Aim: Copy every line of the data below word for word, keeping all the numbers and spacing the same.

★ ★ ★ ★ ★

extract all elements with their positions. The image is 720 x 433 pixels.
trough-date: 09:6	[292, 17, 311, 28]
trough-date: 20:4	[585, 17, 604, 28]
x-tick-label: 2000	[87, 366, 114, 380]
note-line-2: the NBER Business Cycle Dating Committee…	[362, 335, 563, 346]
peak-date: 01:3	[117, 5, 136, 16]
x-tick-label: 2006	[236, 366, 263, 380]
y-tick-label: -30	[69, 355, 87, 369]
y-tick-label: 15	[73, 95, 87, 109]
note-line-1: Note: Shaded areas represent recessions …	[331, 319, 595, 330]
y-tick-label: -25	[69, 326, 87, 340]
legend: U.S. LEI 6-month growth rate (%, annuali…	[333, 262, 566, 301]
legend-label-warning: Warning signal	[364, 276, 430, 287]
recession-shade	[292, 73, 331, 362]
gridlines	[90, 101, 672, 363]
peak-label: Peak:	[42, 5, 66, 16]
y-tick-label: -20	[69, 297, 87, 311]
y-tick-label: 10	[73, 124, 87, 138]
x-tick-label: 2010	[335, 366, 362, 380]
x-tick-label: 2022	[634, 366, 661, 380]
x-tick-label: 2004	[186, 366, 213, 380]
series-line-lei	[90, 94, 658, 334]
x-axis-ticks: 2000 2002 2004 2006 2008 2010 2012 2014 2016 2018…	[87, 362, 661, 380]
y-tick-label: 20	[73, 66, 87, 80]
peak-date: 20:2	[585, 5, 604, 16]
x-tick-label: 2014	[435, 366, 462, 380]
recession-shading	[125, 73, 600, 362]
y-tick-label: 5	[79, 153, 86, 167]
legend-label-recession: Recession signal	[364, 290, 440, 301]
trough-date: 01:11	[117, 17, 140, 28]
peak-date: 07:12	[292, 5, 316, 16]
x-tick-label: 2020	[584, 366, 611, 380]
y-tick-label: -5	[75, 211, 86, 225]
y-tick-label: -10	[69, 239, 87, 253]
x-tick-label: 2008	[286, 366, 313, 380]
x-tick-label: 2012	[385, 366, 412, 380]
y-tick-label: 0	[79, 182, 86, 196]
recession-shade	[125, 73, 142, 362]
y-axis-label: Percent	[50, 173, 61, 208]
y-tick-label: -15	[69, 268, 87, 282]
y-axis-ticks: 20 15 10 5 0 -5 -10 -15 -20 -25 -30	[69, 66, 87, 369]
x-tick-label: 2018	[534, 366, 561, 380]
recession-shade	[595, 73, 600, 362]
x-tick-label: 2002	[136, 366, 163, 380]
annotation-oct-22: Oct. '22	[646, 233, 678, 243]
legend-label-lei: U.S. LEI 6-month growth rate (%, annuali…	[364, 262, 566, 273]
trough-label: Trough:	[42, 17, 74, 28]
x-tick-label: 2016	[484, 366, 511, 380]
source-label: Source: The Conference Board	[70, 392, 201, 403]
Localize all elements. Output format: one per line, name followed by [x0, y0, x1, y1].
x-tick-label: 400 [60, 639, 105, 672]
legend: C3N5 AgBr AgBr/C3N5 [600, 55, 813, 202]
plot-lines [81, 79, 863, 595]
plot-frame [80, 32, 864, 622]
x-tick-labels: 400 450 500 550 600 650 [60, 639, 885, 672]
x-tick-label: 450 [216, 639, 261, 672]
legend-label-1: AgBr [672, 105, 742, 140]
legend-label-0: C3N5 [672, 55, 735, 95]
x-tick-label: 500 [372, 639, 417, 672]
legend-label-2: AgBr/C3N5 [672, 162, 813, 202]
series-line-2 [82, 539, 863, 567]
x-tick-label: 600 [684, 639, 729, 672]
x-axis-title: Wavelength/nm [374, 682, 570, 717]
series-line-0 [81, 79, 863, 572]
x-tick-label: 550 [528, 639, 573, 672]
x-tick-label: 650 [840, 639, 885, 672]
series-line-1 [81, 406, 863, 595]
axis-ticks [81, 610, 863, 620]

★ ★ ★ ★ ★

Correct answer:
extract all elements with their positions. The image is 720 x 433 pixels.
trough-date: 09:6	[292, 17, 311, 28]
trough-date: 20:4	[585, 17, 604, 28]
x-tick-label: 2000	[87, 366, 114, 380]
note-line-2: the NBER Business Cycle Dating Committee…	[362, 335, 563, 346]
peak-date: 01:3	[117, 5, 136, 16]
x-tick-label: 2006	[236, 366, 263, 380]
y-tick-label: -30	[69, 355, 87, 369]
y-tick-label: 15	[73, 95, 87, 109]
note-line-1: Note: Shaded areas represent recessions …	[331, 319, 595, 330]
y-tick-label: -25	[69, 326, 87, 340]
legend: U.S. LEI 6-month growth rate (%, annuali…	[333, 262, 566, 301]
legend-label-warning: Warning signal	[364, 276, 430, 287]
recession-shade	[292, 73, 331, 362]
gridlines	[90, 101, 672, 363]
peak-label: Peak:	[42, 5, 66, 16]
y-tick-label: -20	[69, 297, 87, 311]
y-tick-label: 10	[73, 124, 87, 138]
x-tick-label: 2010	[335, 366, 362, 380]
x-tick-label: 2022	[634, 366, 661, 380]
x-tick-label: 2004	[186, 366, 213, 380]
series-line-lei	[90, 94, 658, 334]
x-axis-ticks: 2000 2002 2004 2006 2008 2010 2012 2014 2016 2018…	[87, 362, 661, 380]
y-tick-label: 20	[73, 66, 87, 80]
peak-date: 20:2	[585, 5, 604, 16]
x-tick-label: 2014	[435, 366, 462, 380]
recession-shading	[125, 73, 600, 362]
y-tick-label: 5	[79, 153, 86, 167]
legend-label-recession: Recession signal	[364, 290, 440, 301]
trough-date: 01:11	[117, 17, 140, 28]
peak-date: 07:12	[292, 5, 316, 16]
x-tick-label: 2020	[584, 366, 611, 380]
y-tick-label: -5	[75, 211, 86, 225]
y-tick-label: -10	[69, 239, 87, 253]
x-tick-label: 2008	[286, 366, 313, 380]
x-tick-label: 2012	[385, 366, 412, 380]
y-tick-label: 0	[79, 182, 86, 196]
recession-shade	[125, 73, 142, 362]
y-axis-label: Percent	[50, 173, 61, 208]
y-tick-label: -15	[69, 268, 87, 282]
y-axis-ticks: 20 15 10 5 0 -5 -10 -15 -20 -25 -30	[69, 66, 87, 369]
x-tick-label: 2018	[534, 366, 561, 380]
recession-shade	[595, 73, 600, 362]
x-tick-label: 2002	[136, 366, 163, 380]
annotation-oct-22: Oct. '22	[646, 233, 678, 243]
legend-label-lei: U.S. LEI 6-month growth rate (%, annuali…	[364, 262, 566, 273]
trough-label: Trough:	[42, 17, 74, 28]
x-tick-label: 2016	[484, 366, 511, 380]
source-label: Source: The Conference Board	[70, 392, 201, 403]
Localize all elements. Output format: one per line, name followed by [x0, y0, x1, y1].
x-tick-label: 400 [60, 639, 105, 672]
legend: C3N5 AgBr AgBr/C3N5 [600, 55, 813, 202]
plot-lines [81, 79, 863, 595]
plot-frame [80, 32, 864, 622]
x-tick-labels: 400 450 500 550 600 650 [60, 639, 885, 672]
x-tick-label: 450 [216, 639, 261, 672]
legend-label-1: AgBr [672, 105, 742, 140]
legend-label-0: C3N5 [672, 55, 735, 95]
x-tick-label: 500 [372, 639, 417, 672]
legend-label-2: AgBr/C3N5 [672, 162, 813, 202]
series-line-2 [82, 539, 863, 567]
x-tick-label: 600 [684, 639, 729, 672]
x-axis-title: Wavelength/nm [374, 682, 570, 717]
series-line-0 [81, 79, 863, 572]
x-tick-label: 550 [528, 639, 573, 672]
x-tick-label: 650 [840, 639, 885, 672]
series-line-1 [81, 406, 863, 595]
axis-ticks [81, 610, 863, 620]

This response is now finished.